───── Working data

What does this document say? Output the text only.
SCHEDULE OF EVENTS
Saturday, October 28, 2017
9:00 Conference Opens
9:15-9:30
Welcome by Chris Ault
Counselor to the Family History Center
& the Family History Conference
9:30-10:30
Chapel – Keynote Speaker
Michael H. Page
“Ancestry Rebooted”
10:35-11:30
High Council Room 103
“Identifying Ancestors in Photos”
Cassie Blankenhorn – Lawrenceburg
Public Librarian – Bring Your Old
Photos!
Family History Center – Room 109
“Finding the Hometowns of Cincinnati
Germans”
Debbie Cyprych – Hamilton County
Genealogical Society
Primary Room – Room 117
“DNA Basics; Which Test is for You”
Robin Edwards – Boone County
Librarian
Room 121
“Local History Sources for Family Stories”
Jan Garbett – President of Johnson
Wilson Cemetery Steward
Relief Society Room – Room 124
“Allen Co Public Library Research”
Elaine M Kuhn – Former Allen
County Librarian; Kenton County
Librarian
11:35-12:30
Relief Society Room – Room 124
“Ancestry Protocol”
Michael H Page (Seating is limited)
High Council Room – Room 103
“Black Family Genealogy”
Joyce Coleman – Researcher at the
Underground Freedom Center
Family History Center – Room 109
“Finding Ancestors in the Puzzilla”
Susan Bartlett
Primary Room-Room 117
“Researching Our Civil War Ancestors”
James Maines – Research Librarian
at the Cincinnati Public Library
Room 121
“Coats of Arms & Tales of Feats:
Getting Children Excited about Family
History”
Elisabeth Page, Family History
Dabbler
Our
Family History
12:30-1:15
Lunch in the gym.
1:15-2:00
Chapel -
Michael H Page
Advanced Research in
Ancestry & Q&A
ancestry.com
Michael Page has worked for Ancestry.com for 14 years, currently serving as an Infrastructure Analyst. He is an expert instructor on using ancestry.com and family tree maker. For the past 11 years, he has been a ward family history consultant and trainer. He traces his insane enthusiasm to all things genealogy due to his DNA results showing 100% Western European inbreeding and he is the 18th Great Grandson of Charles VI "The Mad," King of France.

──────────

Send back every record, precisely as written.

What does this document say? Output the text only.
SCHEDULE OF EVENTS
Saturday, October 28, 2017
9:00 Conference Opens
9:15-9:30
Welcome by Chris Ault
Counselor to the Family History Center
& the Family History Conference
9:30-10:30
Chapel – Keynote Speaker
Michael H. Page
“Ancestry Rebooted”
10:35-11:30
High Council Room 103
“Identifying Ancestors in Photos”
Cassie Blankenhorn – Lawrenceburg
Public Librarian – Bring Your Old
Photos!
Family History Center – Room 109
“Finding the Hometowns of Cincinnati
Germans”
Debbie Cyprych – Hamilton County
Genealogical Society
Primary Room – Room 117
“DNA Basics; Which Test is for You”
Robin Edwards – Boone County
Librarian
Room 121
“Local History Sources for Family Stories”
Jan Garbett – President of Johnson
Wilson Cemetery Steward
Relief Society Room – Room 124
“Allen Co Public Library Research”
Elaine M Kuhn – Former Allen
County Librarian; Kenton County
Librarian
11:35-12:30
Relief Society Room – Room 124
“Ancestry Protocol”
Michael H Page (Seating is limited)
High Council Room – Room 103
“Black Family Genealogy”
Joyce Coleman – Researcher at the
Underground Freedom Center
Family History Center – Room 109
“Finding Ancestors in the Puzzilla”
Susan Bartlett
Primary Room-Room 117
“Researching Our Civil War Ancestors”
James Maines – Research Librarian
at the Cincinnati Public Library
Room 121
“Coats of Arms & Tales of Feats:
Getting Children Excited about Family
History”
Elisabeth Page, Family History
Dabbler
Our
Family History
12:30-1:15
Lunch in the gym.
1:15-2:00
Chapel -
Michael H Page
Advanced Research in
Ancestry & Q&A
ancestry.com
Michael Page has worked for Ancestry.com for 14 years, currently serving as an Infrastructure Analyst. He is an expert instructor on using ancestry.com and family tree maker. For the past 11 years, he has been a ward family history consultant and trainer. He traces his insane enthusiasm to all things genealogy due to his DNA results showing 100% Western European inbreeding and he is the 18th Great Grandson of Charles VI "The Mad," King of France.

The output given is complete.